Repeat precisely, and only, the lines between the line containing "Give me the JSON representation of this screenshot's content." and the end of the listing below, both ends included.

+-------+

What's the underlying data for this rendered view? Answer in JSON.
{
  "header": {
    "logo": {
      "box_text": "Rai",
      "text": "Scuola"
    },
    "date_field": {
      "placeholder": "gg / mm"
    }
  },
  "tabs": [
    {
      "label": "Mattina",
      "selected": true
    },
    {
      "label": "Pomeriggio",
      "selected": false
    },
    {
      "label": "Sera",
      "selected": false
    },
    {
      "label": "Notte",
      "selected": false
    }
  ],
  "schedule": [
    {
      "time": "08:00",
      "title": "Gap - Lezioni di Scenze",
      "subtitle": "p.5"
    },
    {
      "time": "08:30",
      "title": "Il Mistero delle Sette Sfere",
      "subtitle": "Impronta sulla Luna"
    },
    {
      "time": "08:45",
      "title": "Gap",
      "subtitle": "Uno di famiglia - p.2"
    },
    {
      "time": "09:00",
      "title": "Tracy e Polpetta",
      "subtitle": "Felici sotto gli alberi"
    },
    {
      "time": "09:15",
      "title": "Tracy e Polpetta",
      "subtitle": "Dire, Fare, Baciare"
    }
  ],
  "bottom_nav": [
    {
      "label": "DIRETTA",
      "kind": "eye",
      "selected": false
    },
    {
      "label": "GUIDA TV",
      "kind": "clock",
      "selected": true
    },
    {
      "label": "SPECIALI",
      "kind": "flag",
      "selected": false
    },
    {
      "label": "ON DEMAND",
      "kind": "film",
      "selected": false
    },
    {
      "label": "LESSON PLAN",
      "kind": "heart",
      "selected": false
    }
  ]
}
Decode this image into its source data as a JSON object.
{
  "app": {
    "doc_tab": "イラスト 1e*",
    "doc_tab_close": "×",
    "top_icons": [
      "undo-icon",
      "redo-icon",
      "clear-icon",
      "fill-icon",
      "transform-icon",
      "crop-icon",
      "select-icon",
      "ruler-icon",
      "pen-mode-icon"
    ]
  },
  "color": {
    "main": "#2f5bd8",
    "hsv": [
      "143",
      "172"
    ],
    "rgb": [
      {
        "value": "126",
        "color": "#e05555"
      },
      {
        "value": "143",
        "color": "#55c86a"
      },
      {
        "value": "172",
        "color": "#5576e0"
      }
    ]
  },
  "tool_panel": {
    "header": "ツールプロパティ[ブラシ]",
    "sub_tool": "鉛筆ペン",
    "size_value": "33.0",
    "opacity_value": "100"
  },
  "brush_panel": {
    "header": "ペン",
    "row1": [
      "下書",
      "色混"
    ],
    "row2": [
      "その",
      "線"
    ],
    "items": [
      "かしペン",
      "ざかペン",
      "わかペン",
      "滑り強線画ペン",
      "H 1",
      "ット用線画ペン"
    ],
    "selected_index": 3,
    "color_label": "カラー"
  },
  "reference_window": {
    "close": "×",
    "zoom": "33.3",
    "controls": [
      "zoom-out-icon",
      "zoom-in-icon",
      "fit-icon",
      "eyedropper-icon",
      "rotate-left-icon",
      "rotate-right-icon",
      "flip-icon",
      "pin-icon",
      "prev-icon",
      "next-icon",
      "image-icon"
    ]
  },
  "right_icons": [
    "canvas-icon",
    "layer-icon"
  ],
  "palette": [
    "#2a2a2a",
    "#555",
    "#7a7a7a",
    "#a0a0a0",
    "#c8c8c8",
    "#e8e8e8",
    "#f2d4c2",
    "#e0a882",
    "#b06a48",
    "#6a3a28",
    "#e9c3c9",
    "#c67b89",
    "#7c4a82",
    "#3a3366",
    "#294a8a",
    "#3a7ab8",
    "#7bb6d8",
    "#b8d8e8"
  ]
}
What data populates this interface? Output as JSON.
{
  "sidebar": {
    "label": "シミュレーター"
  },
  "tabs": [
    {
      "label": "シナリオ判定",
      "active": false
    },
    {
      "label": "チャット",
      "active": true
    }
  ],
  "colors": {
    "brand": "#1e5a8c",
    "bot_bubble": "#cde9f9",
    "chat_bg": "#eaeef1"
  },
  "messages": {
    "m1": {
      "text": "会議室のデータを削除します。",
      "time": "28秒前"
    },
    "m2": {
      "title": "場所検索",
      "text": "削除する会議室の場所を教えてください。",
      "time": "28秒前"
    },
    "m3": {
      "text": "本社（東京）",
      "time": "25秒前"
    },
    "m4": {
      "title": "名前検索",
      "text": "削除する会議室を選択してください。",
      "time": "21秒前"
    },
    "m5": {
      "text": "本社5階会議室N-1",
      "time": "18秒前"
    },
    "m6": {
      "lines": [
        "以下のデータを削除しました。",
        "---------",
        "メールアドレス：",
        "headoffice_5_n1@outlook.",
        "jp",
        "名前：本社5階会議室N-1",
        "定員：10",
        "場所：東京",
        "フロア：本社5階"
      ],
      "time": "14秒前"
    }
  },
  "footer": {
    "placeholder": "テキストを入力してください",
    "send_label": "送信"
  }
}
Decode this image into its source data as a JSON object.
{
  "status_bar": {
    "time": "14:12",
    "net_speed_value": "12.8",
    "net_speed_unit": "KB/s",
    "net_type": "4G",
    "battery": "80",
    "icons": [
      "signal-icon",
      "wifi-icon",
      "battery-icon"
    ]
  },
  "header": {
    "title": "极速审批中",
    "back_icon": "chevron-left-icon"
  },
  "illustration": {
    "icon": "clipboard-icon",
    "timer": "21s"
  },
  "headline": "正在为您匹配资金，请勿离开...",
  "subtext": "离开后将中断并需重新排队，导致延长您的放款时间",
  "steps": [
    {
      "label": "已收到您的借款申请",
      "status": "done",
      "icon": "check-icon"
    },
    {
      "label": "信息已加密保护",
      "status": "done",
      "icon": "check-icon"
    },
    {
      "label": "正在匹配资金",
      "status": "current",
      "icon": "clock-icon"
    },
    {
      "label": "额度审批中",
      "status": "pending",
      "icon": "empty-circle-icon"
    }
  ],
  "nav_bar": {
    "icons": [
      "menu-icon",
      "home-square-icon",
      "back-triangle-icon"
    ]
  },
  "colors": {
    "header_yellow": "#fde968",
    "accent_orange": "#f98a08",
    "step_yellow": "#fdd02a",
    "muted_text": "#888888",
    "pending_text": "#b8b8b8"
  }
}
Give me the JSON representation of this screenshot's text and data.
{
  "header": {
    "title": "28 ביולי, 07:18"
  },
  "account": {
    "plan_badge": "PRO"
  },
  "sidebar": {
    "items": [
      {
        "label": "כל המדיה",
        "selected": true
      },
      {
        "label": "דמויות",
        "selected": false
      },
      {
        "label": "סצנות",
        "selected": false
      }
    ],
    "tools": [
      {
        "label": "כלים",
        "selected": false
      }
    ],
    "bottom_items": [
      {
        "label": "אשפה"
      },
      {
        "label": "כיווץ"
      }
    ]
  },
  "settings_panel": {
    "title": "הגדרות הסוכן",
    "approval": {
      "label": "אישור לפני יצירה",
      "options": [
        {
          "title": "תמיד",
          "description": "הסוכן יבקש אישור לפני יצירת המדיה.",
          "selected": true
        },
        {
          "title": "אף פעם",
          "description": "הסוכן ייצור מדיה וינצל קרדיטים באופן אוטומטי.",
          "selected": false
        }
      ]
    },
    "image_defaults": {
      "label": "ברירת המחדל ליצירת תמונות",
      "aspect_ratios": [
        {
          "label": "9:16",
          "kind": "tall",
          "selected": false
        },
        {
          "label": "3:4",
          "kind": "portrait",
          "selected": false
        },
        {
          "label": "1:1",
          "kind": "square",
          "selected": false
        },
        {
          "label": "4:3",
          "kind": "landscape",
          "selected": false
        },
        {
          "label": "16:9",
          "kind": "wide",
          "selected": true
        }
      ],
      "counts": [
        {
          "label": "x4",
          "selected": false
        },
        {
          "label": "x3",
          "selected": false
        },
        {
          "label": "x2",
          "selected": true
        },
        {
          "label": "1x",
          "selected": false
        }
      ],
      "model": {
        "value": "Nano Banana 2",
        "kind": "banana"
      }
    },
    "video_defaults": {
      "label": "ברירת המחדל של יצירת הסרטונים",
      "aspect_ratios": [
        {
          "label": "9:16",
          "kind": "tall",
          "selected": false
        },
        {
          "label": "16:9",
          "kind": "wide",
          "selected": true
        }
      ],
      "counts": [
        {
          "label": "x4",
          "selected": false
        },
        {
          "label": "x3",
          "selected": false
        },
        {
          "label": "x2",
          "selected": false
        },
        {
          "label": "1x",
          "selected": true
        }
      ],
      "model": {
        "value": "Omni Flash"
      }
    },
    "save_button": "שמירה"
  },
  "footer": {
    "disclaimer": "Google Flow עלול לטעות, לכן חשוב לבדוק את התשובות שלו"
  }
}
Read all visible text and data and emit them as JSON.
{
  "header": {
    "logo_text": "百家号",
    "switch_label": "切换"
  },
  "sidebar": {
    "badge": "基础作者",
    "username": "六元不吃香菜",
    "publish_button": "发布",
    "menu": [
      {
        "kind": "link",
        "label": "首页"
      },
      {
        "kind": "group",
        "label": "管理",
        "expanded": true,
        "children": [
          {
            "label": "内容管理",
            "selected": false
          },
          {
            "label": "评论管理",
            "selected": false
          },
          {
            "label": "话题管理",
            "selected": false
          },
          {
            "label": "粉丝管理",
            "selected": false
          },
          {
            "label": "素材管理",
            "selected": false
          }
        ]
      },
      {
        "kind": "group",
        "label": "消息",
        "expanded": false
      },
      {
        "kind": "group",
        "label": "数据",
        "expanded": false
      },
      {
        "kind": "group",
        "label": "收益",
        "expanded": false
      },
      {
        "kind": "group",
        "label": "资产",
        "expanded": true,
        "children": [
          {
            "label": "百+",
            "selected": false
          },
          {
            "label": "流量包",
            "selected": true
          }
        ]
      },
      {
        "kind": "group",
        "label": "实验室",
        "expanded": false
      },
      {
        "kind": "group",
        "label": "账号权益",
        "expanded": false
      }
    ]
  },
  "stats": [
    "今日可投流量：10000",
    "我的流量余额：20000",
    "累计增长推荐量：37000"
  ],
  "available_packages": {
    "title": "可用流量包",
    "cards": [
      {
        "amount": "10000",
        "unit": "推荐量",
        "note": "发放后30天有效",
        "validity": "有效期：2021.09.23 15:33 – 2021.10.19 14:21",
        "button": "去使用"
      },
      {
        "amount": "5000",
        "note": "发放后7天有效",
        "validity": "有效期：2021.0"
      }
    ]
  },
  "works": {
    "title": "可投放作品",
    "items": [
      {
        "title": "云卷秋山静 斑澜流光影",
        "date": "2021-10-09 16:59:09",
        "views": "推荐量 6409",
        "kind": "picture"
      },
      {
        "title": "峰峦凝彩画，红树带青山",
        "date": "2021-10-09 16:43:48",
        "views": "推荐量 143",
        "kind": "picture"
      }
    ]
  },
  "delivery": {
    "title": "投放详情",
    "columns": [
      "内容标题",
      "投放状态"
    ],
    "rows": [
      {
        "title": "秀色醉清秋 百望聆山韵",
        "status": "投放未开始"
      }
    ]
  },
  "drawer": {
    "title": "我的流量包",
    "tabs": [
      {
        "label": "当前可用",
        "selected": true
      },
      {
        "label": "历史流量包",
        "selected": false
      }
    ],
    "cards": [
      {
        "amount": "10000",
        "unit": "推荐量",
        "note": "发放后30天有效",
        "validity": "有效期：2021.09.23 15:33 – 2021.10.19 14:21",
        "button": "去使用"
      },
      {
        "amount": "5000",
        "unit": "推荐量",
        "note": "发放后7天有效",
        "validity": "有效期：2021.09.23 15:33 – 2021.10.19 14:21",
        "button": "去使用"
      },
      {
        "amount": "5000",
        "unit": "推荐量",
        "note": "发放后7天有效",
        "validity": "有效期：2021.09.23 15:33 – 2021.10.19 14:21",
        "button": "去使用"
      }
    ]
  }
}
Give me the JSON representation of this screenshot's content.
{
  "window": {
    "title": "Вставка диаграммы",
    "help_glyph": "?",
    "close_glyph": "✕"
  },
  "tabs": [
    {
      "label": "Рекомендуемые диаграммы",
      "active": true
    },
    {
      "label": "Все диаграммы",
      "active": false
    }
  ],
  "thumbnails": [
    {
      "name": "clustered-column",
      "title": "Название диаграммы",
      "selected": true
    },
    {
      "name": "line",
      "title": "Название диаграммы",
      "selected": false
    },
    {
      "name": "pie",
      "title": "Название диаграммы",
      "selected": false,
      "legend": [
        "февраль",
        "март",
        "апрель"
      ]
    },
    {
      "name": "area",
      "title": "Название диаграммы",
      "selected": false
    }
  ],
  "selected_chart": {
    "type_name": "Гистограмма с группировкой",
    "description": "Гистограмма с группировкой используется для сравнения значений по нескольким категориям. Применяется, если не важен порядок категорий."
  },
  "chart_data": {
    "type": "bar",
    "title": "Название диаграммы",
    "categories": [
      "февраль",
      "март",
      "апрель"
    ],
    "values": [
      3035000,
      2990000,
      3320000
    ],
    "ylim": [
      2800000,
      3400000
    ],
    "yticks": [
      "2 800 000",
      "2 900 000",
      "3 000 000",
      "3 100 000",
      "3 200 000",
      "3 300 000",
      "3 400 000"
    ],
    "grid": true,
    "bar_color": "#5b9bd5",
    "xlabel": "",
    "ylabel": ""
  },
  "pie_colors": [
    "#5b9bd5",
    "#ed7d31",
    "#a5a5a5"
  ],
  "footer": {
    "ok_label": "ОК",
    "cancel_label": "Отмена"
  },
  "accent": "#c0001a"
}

+-------+

= The completed task =
Give me the JSON representation of this screenshot's content.
{
  "window": {
    "title": "Вставка диаграммы",
    "help_glyph": "?",
    "close_glyph": "✕"
  },
  "tabs": [
    {
      "label": "Рекомендуемые диаграммы",
      "active": true
    },
    {
      "label": "Все диаграммы",
      "active": false
    }
  ],
  "thumbnails": [
    {
      "name": "clustered-column",
      "title": "Название диаграммы",
      "selected": true
    },
    {
      "name": "line",
      "title": "Название диаграммы",
      "selected": false
    },
    {
      "name": "pie",
      "title": "Название диаграммы",
      "selected": false,
      "legend": [
        "февраль",
        "март",
        "апрель"
      ]
    },
    {
      "name": "area",
      "title": "Название диаграммы",
      "selected": false
    }
  ],
  "selected_chart": {
    "type_name": "Гистограмма с группировкой",
    "description": "Гистограмма с группировкой используется для сравнения значений по нескольким категориям. Применяется, если не важен порядок категорий."
  },
  "chart_data": {
    "type": "bar",
    "title": "Название диаграммы",
    "categories": [
      "февраль",
      "март",
      "апрель"
    ],
    "values": [
      3035000,
      2990000,
      3320000
    ],
    "ylim": [
      2800000,
      3400000
    ],
    "yticks": [
      "2 800 000",
      "2 900 000",
      "3 000 000",
      "3 100 000",
      "3 200 000",
      "3 300 000",
      "3 400 000"
    ],
    "grid": true,
    "bar_color": "#5b9bd5",
    "xlabel": "",
    "ylabel": ""
  },
  "pie_colors": [
    "#5b9bd5",
    "#ed7d31",
    "#a5a5a5"
  ],
  "footer": {
    "ok_label": "ОК",
    "cancel_label": "Отмена"
  },
  "accent": "#c0001a"
}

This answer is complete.